BEGIN
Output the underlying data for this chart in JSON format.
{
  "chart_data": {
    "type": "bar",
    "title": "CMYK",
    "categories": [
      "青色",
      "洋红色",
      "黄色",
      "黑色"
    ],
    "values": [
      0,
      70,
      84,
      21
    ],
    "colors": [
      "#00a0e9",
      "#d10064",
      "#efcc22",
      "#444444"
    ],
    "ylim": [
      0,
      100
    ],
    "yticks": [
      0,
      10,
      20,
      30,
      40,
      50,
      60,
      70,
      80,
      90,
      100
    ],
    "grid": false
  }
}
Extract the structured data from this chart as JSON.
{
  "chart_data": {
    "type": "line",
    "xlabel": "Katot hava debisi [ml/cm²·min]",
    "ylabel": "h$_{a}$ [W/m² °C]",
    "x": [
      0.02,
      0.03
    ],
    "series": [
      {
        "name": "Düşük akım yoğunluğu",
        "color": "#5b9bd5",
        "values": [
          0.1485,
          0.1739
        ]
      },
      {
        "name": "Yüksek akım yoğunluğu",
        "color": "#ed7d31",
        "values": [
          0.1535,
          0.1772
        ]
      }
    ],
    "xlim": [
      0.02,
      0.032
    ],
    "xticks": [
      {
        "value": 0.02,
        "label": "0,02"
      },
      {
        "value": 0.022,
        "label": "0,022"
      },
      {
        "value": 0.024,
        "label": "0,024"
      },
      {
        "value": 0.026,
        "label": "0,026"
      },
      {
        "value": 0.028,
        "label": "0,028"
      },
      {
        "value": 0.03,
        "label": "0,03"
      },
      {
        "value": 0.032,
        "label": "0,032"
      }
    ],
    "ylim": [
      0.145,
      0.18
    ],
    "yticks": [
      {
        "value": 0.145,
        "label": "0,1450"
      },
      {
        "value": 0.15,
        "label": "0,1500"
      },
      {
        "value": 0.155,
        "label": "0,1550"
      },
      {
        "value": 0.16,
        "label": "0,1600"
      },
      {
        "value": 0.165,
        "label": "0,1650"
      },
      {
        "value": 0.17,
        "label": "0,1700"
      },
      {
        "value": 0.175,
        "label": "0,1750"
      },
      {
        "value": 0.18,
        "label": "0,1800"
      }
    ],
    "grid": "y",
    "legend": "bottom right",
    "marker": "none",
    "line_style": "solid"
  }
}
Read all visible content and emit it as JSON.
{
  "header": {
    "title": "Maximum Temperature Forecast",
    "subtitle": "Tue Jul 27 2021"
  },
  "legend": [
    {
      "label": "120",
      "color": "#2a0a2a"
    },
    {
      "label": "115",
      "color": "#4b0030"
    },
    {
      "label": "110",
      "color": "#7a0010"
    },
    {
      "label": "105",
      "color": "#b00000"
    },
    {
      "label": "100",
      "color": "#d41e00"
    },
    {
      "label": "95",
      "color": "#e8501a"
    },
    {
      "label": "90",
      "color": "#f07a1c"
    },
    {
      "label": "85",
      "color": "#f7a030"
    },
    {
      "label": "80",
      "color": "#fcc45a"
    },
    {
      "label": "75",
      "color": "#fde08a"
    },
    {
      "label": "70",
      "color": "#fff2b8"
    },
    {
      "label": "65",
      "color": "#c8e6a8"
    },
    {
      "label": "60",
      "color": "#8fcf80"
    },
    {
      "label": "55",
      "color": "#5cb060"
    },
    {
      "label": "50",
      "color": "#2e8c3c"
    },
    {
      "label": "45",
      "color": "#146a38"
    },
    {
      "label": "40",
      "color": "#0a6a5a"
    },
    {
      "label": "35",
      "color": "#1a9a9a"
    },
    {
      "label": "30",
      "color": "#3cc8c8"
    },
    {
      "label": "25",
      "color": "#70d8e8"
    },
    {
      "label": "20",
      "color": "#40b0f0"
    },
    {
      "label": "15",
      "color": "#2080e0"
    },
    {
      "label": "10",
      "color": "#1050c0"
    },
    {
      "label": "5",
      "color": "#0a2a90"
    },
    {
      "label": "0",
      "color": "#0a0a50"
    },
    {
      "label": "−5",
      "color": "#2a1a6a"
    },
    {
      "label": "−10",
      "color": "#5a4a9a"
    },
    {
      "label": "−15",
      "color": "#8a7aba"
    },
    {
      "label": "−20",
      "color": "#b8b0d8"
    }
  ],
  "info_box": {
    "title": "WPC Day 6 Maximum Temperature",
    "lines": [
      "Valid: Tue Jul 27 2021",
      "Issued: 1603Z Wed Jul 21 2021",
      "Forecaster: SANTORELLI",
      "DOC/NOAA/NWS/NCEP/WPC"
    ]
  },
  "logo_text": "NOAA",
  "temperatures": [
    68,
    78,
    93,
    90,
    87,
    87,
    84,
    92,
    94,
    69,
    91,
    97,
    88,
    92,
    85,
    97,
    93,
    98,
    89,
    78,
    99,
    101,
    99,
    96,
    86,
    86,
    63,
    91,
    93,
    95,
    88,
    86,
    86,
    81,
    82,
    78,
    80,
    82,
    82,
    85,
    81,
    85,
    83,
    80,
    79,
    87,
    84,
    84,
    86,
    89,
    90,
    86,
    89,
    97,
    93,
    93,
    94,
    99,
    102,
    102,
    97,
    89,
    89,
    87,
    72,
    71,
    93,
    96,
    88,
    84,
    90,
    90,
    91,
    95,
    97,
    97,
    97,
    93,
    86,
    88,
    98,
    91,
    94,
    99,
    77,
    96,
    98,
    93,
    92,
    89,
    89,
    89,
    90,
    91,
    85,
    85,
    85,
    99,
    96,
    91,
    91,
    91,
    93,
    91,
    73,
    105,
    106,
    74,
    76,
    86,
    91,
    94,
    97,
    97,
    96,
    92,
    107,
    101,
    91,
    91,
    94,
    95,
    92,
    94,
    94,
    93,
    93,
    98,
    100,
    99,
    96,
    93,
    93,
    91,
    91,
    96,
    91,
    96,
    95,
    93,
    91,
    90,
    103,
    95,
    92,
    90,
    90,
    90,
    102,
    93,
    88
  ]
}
END
* INSTRUCTION *
Reproduce every record above exactly as it appears.

* SOLVED EXERCISE *
Output the underlying data for this chart in JSON format.
{
  "chart_data": {
    "type": "bar",
    "title": "CMYK",
    "categories": [
      "青色",
      "洋红色",
      "黄色",
      "黑色"
    ],
    "values": [
      0,
      70,
      84,
      21
    ],
    "colors": [
      "#00a0e9",
      "#d10064",
      "#efcc22",
      "#444444"
    ],
    "ylim": [
      0,
      100
    ],
    "yticks": [
      0,
      10,
      20,
      30,
      40,
      50,
      60,
      70,
      80,
      90,
      100
    ],
    "grid": false
  }
}
Extract the structured data from this chart as JSON.
{
  "chart_data": {
    "type": "line",
    "xlabel": "Katot hava debisi [ml/cm²·min]",
    "ylabel": "h$_{a}$ [W/m² °C]",
    "x": [
      0.02,
      0.03
    ],
    "series": [
      {
        "name": "Düşük akım yoğunluğu",
        "color": "#5b9bd5",
        "values": [
          0.1485,
          0.1739
        ]
      },
      {
        "name": "Yüksek akım yoğunluğu",
        "color": "#ed7d31",
        "values": [
          0.1535,
          0.1772
        ]
      }
    ],
    "xlim": [
      0.02,
      0.032
    ],
    "xticks": [
      {
        "value": 0.02,
        "label": "0,02"
      },
      {
        "value": 0.022,
        "label": "0,022"
      },
      {
        "value": 0.024,
        "label": "0,024"
      },
      {
        "value": 0.026,
        "label": "0,026"
      },
      {
        "value": 0.028,
        "label": "0,028"
      },
      {
        "value": 0.03,
        "label": "0,03"
      },
      {
        "value": 0.032,
        "label": "0,032"
      }
    ],
    "ylim": [
      0.145,
      0.18
    ],
    "yticks": [
      {
        "value": 0.145,
        "label": "0,1450"
      },
      {
        "value": 0.15,
        "label": "0,1500"
      },
      {
        "value": 0.155,
        "label": "0,1550"
      },
      {
        "value": 0.16,
        "label": "0,1600"
      },
      {
        "value": 0.165,
        "label": "0,1650"
      },
      {
        "value": 0.17,
        "label": "0,1700"
      },
      {
        "value": 0.175,
        "label": "0,1750"
      },
      {
        "value": 0.18,
        "label": "0,1800"
      }
    ],
    "grid": "y",
    "legend": "bottom right",
    "marker": "none",
    "line_style": "solid"
  }
}
Read all visible content and emit it as JSON.
{
  "header": {
    "title": "Maximum Temperature Forecast",
    "subtitle": "Tue Jul 27 2021"
  },
  "legend": [
    {
      "label": "120",
      "color": "#2a0a2a"
    },
    {
      "label": "115",
      "color": "#4b0030"
    },
    {
      "label": "110",
      "color": "#7a0010"
    },
    {
      "label": "105",
      "color": "#b00000"
    },
    {
      "label": "100",
      "color": "#d41e00"
    },
    {
      "label": "95",
      "color": "#e8501a"
    },
    {
      "label": "90",
      "color": "#f07a1c"
    },
    {
      "label": "85",
      "color": "#f7a030"
    },
    {
      "label": "80",
      "color": "#fcc45a"
    },
    {
      "label": "75",
      "color": "#fde08a"
    },
    {
      "label": "70",
      "color": "#fff2b8"
    },
    {
      "label": "65",
      "color": "#c8e6a8"
    },
    {
      "label": "60",
      "color": "#8fcf80"
    },
    {
      "label": "55",
      "color": "#5cb060"
    },
    {
      "label": "50",
      "color": "#2e8c3c"
    },
    {
      "label": "45",
      "color": "#146a38"
    },
    {
      "label": "40",
      "color": "#0a6a5a"
    },
    {
      "label": "35",
      "color": "#1a9a9a"
    },
    {
      "label": "30",
      "color": "#3cc8c8"
    },
    {
      "label": "25",
      "color": "#70d8e8"
    },
    {
      "label": "20",
      "color": "#40b0f0"
    },
    {
      "label": "15",
      "color": "#2080e0"
    },
    {
      "label": "10",
      "color": "#1050c0"
    },
    {
      "label": "5",
      "color": "#0a2a90"
    },
    {
      "label": "0",
      "color": "#0a0a50"
    },
    {
      "label": "−5",
      "color": "#2a1a6a"
    },
    {
      "label": "−10",
      "color": "#5a4a9a"
    },
    {
      "label": "−15",
      "color": "#8a7aba"
    },
    {
      "label": "−20",
      "color": "#b8b0d8"
    }
  ],
  "info_box": {
    "title": "WPC Day 6 Maximum Temperature",
    "lines": [
      "Valid: Tue Jul 27 2021",
      "Issued: 1603Z Wed Jul 21 2021",
      "Forecaster: SANTORELLI",
      "DOC/NOAA/NWS/NCEP/WPC"
    ]
  },
  "logo_text": "NOAA",
  "temperatures": [
    68,
    78,
    93,
    90,
    87,
    87,
    84,
    92,
    94,
    69,
    91,
    97,
    88,
    92,
    85,
    97,
    93,
    98,
    89,
    78,
    99,
    101,
    99,
    96,
    86,
    86,
    63,
    91,
    93,
    95,
    88,
    86,
    86,
    81,
    82,
    78,
    80,
    82,
    82,
    85,
    81,
    85,
    83,
    80,
    79,
    87,
    84,
    84,
    86,
    89,
    90,
    86,
    89,
    97,
    93,
    93,
    94,
    99,
    102,
    102,
    97,
    89,
    89,
    87,
    72,
    71,
    93,
    96,
    88,
    84,
    90,
    90,
    91,
    95,
    97,
    97,
    97,
    93,
    86,
    88,
    98,
    91,
    94,
    99,
    77,
    96,
    98,
    93,
    92,
    89,
    89,
    89,
    90,
    91,
    85,
    85,
    85,
    99,
    96,
    91,
    91,
    91,
    93,
    91,
    73,
    105,
    106,
    74,
    76,
    86,
    91,
    94,
    97,
    97,
    96,
    92,
    107,
    101,
    91,
    91,
    94,
    95,
    92,
    94,
    94,
    93,
    93,
    98,
    100,
    99,
    96,
    93,
    93,
    91,
    91,
    96,
    91,
    96,
    95,
    93,
    91,
    90,
    103,
    95,
    92,
    90,
    90,
    90,
    102,
    93,
    88
  ]
}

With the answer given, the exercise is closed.